> PROBLEM TO SOLVE
An exact copy of all the data is required, with pictures left out.

> MATERIAL PROVIDED
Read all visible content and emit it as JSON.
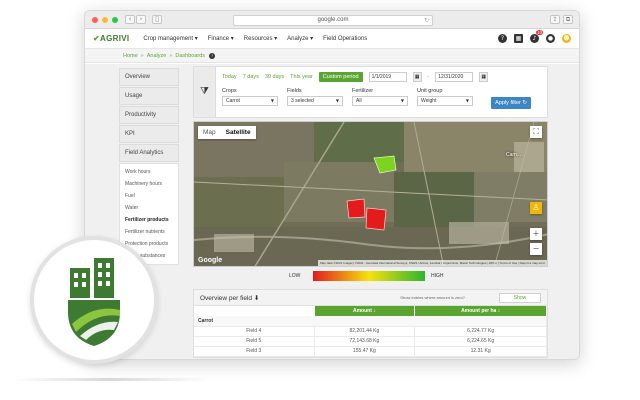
{
  "browser": {
    "url": "google.com"
  },
  "header": {
    "logo": "AGRIVI",
    "menu": [
      "Crop management ▾",
      "Finance ▾",
      "Resources ▾",
      "Analyze ▾",
      "Field Operations"
    ],
    "notification_count": "10"
  },
  "breadcrumb": {
    "items": [
      "Home",
      "Analyze",
      "Dashboards"
    ]
  },
  "sidebar": {
    "items": [
      "Overview",
      "Usage",
      "Productivity",
      "KPI",
      "Field Analytics"
    ],
    "subitems": [
      "Work hours",
      "Machinery hours",
      "Fuel",
      "Water",
      "Fertilizer products",
      "Fertilizer nutrients",
      "Protection products",
      "Active substances"
    ],
    "active_subitem": "Fertilizer products"
  },
  "filters": {
    "periods": [
      "Today",
      "7 days",
      "30 days",
      "This year",
      "Custom period"
    ],
    "active_period": "Custom period",
    "date_from": "1/1/2019",
    "date_to": "12/31/2020",
    "crops_label": "Crops",
    "crops_value": "Carrot",
    "fields_label": "Fields",
    "fields_value": "3 selected",
    "fertilizer_label": "Fertilizer",
    "fertilizer_value": "All",
    "unit_label": "Unit group",
    "unit_value": "Weight",
    "apply_label": "Apply filter ↻"
  },
  "map": {
    "tab_map": "Map",
    "tab_satellite": "Satellite",
    "google": "Google",
    "town": "Carn...",
    "attribution": "Map data ©2021 Imagery ©2021 , Aerodata International Surveys, CNES / Airbus, Landsat / Copernicus, Maxar Technologies | 200 m | Terms of Use | Report a map error"
  },
  "legend": {
    "low": "LOW",
    "high": "HIGH",
    "colors": [
      "#e21d1d",
      "#f6e20e",
      "#2fb42f"
    ]
  },
  "overview": {
    "title": "Overview per field ⬇",
    "question": "Show entries where amount is zero?",
    "show_label": "Show",
    "col_amount": "Amount ↕",
    "col_amount_ha": "Amount per ha ↕",
    "group": "Carrot",
    "rows": [
      {
        "field": "Field 4",
        "amount": "82,201.44 Kg",
        "per_ha": "6,224.77 Kg"
      },
      {
        "field": "Field 5",
        "amount": "72,143.68 Kg",
        "per_ha": "6,224.65 Kg"
      },
      {
        "field": "Field 3",
        "amount": "155.47 Kg",
        "per_ha": "12.31 Kg"
      }
    ]
  },
  "colors": {
    "brand_green": "#5aa531",
    "logo_dark_green": "#2f6b2a",
    "apply_blue": "#3d86c6"
  }
}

> EXPECTED ANSWER
Read all visible content and emit it as JSON.
{
  "browser": {
    "url": "google.com"
  },
  "header": {
    "logo": "AGRIVI",
    "menu": [
      "Crop management ▾",
      "Finance ▾",
      "Resources ▾",
      "Analyze ▾",
      "Field Operations"
    ],
    "notification_count": "10"
  },
  "breadcrumb": {
    "items": [
      "Home",
      "Analyze",
      "Dashboards"
    ]
  },
  "sidebar": {
    "items": [
      "Overview",
      "Usage",
      "Productivity",
      "KPI",
      "Field Analytics"
    ],
    "subitems": [
      "Work hours",
      "Machinery hours",
      "Fuel",
      "Water",
      "Fertilizer products",
      "Fertilizer nutrients",
      "Protection products",
      "Active substances"
    ],
    "active_subitem": "Fertilizer products"
  },
  "filters": {
    "periods": [
      "Today",
      "7 days",
      "30 days",
      "This year",
      "Custom period"
    ],
    "active_period": "Custom period",
    "date_from": "1/1/2019",
    "date_to": "12/31/2020",
    "crops_label": "Crops",
    "crops_value": "Carrot",
    "fields_label": "Fields",
    "fields_value": "3 selected",
    "fertilizer_label": "Fertilizer",
    "fertilizer_value": "All",
    "unit_label": "Unit group",
    "unit_value": "Weight",
    "apply_label": "Apply filter ↻"
  },
  "map": {
    "tab_map": "Map",
    "tab_satellite": "Satellite",
    "google": "Google",
    "town": "Carn...",
    "attribution": "Map data ©2021 Imagery ©2021 , Aerodata International Surveys, CNES / Airbus, Landsat / Copernicus, Maxar Technologies | 200 m | Terms of Use | Report a map error"
  },
  "legend": {
    "low": "LOW",
    "high": "HIGH",
    "colors": [
      "#e21d1d",
      "#f6e20e",
      "#2fb42f"
    ]
  },
  "overview": {
    "title": "Overview per field ⬇",
    "question": "Show entries where amount is zero?",
    "show_label": "Show",
    "col_amount": "Amount ↕",
    "col_amount_ha": "Amount per ha ↕",
    "group": "Carrot",
    "rows": [
      {
        "field": "Field 4",
        "amount": "82,201.44 Kg",
        "per_ha": "6,224.77 Kg"
      },
      {
        "field": "Field 5",
        "amount": "72,143.68 Kg",
        "per_ha": "6,224.65 Kg"
      },
      {
        "field": "Field 3",
        "amount": "155.47 Kg",
        "per_ha": "12.31 Kg"
      }
    ]
  },
  "colors": {
    "brand_green": "#5aa531",
    "logo_dark_green": "#2f6b2a",
    "apply_blue": "#3d86c6"
  }
}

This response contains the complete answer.